* REQUIREMENT *
The entries below should be quoted exactly, with no pictures carried over.

* INFORMATION GIVEN *
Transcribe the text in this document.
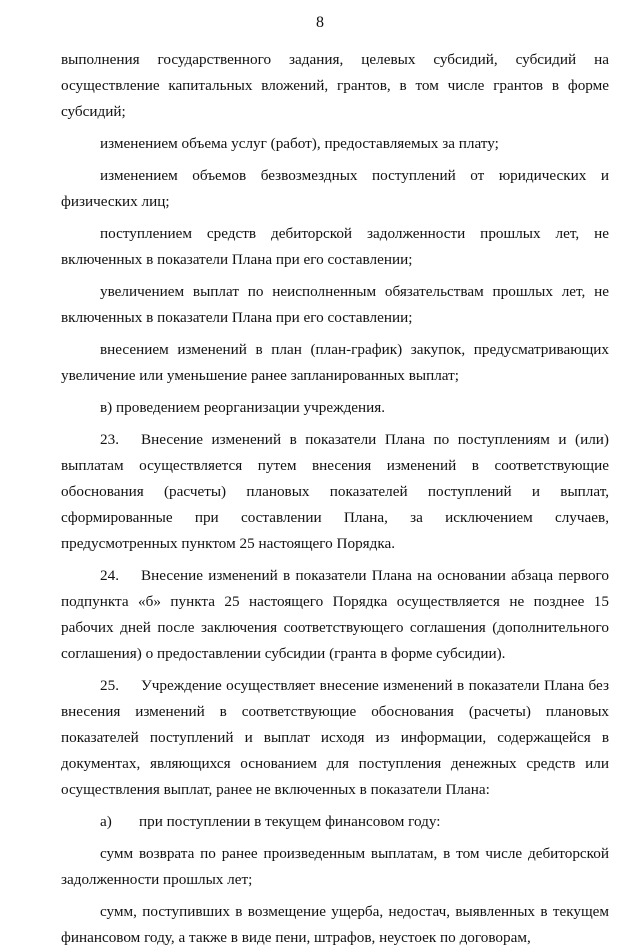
8

выполнения государственного задания, целевых субсидий, субсидий на осуществление капитальных вложений, грантов, в том числе грантов в форме субсидий;

изменением объема услуг (работ), предоставляемых за плату;

изменением объемов безвозмездных поступлений от юридических и физических лиц;

поступлением средств дебиторской задолженности прошлых лет, не включенных в показатели Плана при его составлении;

увеличением выплат по неисполненным обязательствам прошлых лет, не включенных в показатели Плана при его составлении;

внесением изменений в план (план-график) закупок, предусматривающих увеличение или уменьшение ранее запланированных выплат;

в) проведением реорганизации учреждения.

23. Внесение изменений в показатели Плана по поступлениям и (или) выплатам осуществляется путем внесения изменений в соответствующие обоснования (расчеты) плановых показателей поступлений и выплат, сформированные при составлении Плана, за исключением случаев, предусмотренных пунктом 25 настоящего Порядка.

24. Внесение изменений в показатели Плана на основании абзаца первого подпункта «б» пункта 25 настоящего Порядка осуществляется не позднее 15 рабочих дней после заключения соответствующего соглашения (дополнительного соглашения) о предоставлении субсидии (гранта в форме субсидии).

25. Учреждение осуществляет внесение изменений в показатели Плана без внесения изменений в соответствующие обоснования (расчеты) плановых показателей поступлений и выплат исходя из информации, содержащейся в документах, являющихся основанием для поступления денежных средств или осуществления выплат, ранее не включенных в показатели Плана:

а) при поступлении в текущем финансовом году:

сумм возврата по ранее произведенным выплатам, в том числе дебиторской задолженности прошлых лет;

сумм, поступивших в возмещение ущерба, недостач, выявленных в текущем финансовом году, а также в виде пени, штрафов, неустоек по договорам,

* FINISHED EXERCISE *
Transcribe the text in this document.
8

выполнения государственного задания, целевых субсидий, субсидий на осуществление капитальных вложений, грантов, в том числе грантов в форме субсидий;

изменением объема услуг (работ), предоставляемых за плату;

изменением объемов безвозмездных поступлений от юридических и физических лиц;

поступлением средств дебиторской задолженности прошлых лет, не включенных в показатели Плана при его составлении;

увеличением выплат по неисполненным обязательствам прошлых лет, не включенных в показатели Плана при его составлении;

внесением изменений в план (план-график) закупок, предусматривающих увеличение или уменьшение ранее запланированных выплат;

в) проведением реорганизации учреждения.

23. Внесение изменений в показатели Плана по поступлениям и (или) выплатам осуществляется путем внесения изменений в соответствующие обоснования (расчеты) плановых показателей поступлений и выплат, сформированные при составлении Плана, за исключением случаев, предусмотренных пунктом 25 настоящего Порядка.

24. Внесение изменений в показатели Плана на основании абзаца первого подпункта «б» пункта 25 настоящего Порядка осуществляется не позднее 15 рабочих дней после заключения соответствующего соглашения (дополнительного соглашения) о предоставлении субсидии (гранта в форме субсидии).

25. Учреждение осуществляет внесение изменений в показатели Плана без внесения изменений в соответствующие обоснования (расчеты) плановых показателей поступлений и выплат исходя из информации, содержащейся в документах, являющихся основанием для поступления денежных средств или осуществления выплат, ранее не включенных в показатели Плана:

а) при поступлении в текущем финансовом году:

сумм возврата по ранее произведенным выплатам, в том числе дебиторской задолженности прошлых лет;

сумм, поступивших в возмещение ущерба, недостач, выявленных в текущем финансовом году, а также в виде пени, штрафов, неустоек по договорам,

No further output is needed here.